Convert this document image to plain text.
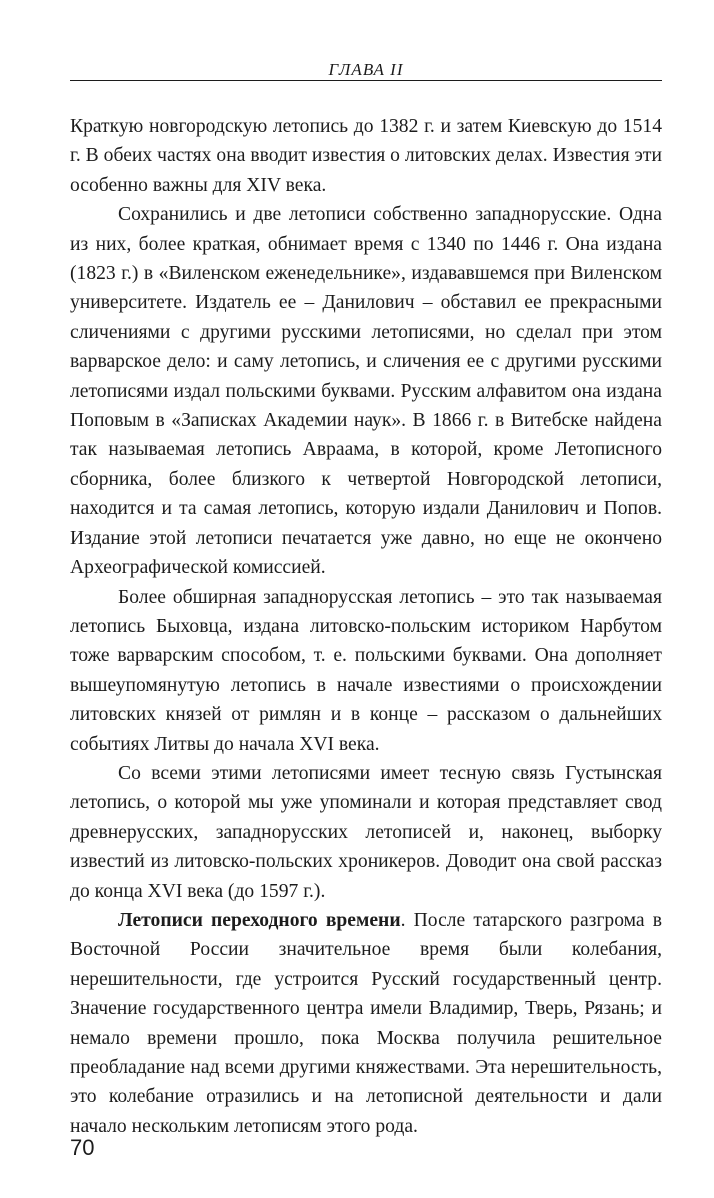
ГЛАВА II

Краткую новгородскую летопись до 1382 г. и затем Киевскую до 1514 г. В обеих частях она вводит известия о литовских делах. Известия эти особенно важны для XIV века.

Сохранились и две летописи собственно западнорусские. Одна из них, более краткая, обнимает время с 1340 по 1446 г. Она издана (1823 г.) в «Виленском еженедельнике», издававшемся при Виленском университете. Издатель ее – Данилович – обставил ее прекрасными сличениями с другими русскими летописями, но сделал при этом варварское дело: и саму летопись, и сличения ее с другими русскими летописями издал польскими буквами. Русским алфавитом она издана Поповым в «Записках Академии наук». В 1866 г. в Витебске найдена так называемая летопись Авраама, в которой, кроме Летописного сборника, более близкого к четвертой Новгородской летописи, находится и та самая летопись, которую издали Данилович и Попов. Издание этой летописи печатается уже давно, но еще не окончено Археографической комиссией.

Более обширная западнорусская летопись – это так называемая летопись Быховца, издана литовско-польским историком Нарбутом тоже варварским способом, т. е. польскими буквами. Она дополняет вышеупомянутую летопись в начале известиями о происхождении литовских князей от римлян и в конце – рассказом о дальнейших событиях Литвы до начала XVI века.

Со всеми этими летописями имеет тесную связь Густынская летопись, о которой мы уже упоминали и которая представляет свод древнерусских, западнорусских летописей и, наконец, выборку известий из литовско-польских хроникеров. Доводит она свой рассказ до конца XVI века (до 1597 г.).

Летописи переходного времени. После татарского разгрома в Восточной России значительное время были колебания, нерешительности, где устроится Русский государственный центр. Значение государственного центра имели Владимир, Тверь, Рязань; и немало времени прошло, пока Москва получила решительное преобладание над всеми другими княжествами. Эта нерешительность, это колебание отразились и на летописной деятельности и дали начало нескольким летописям этого рода.

70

# Set exercise
Every record above should be written out again without change, except that the pictures are left out.

# The completed task
Convert this document image to plain text.
ГЛАВА II

Краткую новгородскую летопись до 1382 г. и затем Киевскую до 1514 г. В обеих частях она вводит известия о литовских делах. Известия эти особенно важны для XIV века.

Сохранились и две летописи собственно западнорусские. Одна из них, более краткая, обнимает время с 1340 по 1446 г. Она издана (1823 г.) в «Виленском еженедельнике», издававшемся при Виленском университете. Издатель ее – Данилович – обставил ее прекрасными сличениями с другими русскими летописями, но сделал при этом варварское дело: и саму летопись, и сличения ее с другими русскими летописями издал польскими буквами. Русским алфавитом она издана Поповым в «Записках Академии наук». В 1866 г. в Витебске найдена так называемая летопись Авраама, в которой, кроме Летописного сборника, более близкого к четвертой Новгородской летописи, находится и та самая летопись, которую издали Данилович и Попов. Издание этой летописи печатается уже давно, но еще не окончено Археографической комиссией.

Более обширная западнорусская летопись – это так называемая летопись Быховца, издана литовско-польским историком Нарбутом тоже варварским способом, т. е. польскими буквами. Она дополняет вышеупомянутую летопись в начале известиями о происхождении литовских князей от римлян и в конце – рассказом о дальнейших событиях Литвы до начала XVI века.

Со всеми этими летописями имеет тесную связь Густынская летопись, о которой мы уже упоминали и которая представляет свод древнерусских, западнорусских летописей и, наконец, выборку известий из литовско-польских хроникеров. Доводит она свой рассказ до конца XVI века (до 1597 г.).

Летописи переходного времени. После татарского разгрома в Восточной России значительное время были колебания, нерешительности, где устроится Русский государственный центр. Значение государственного центра имели Владимир, Тверь, Рязань; и немало времени прошло, пока Москва получила решительное преобладание над всеми другими княжествами. Эта нерешительность, это колебание отразились и на летописной деятельности и дали начало нескольким летописям этого рода.

70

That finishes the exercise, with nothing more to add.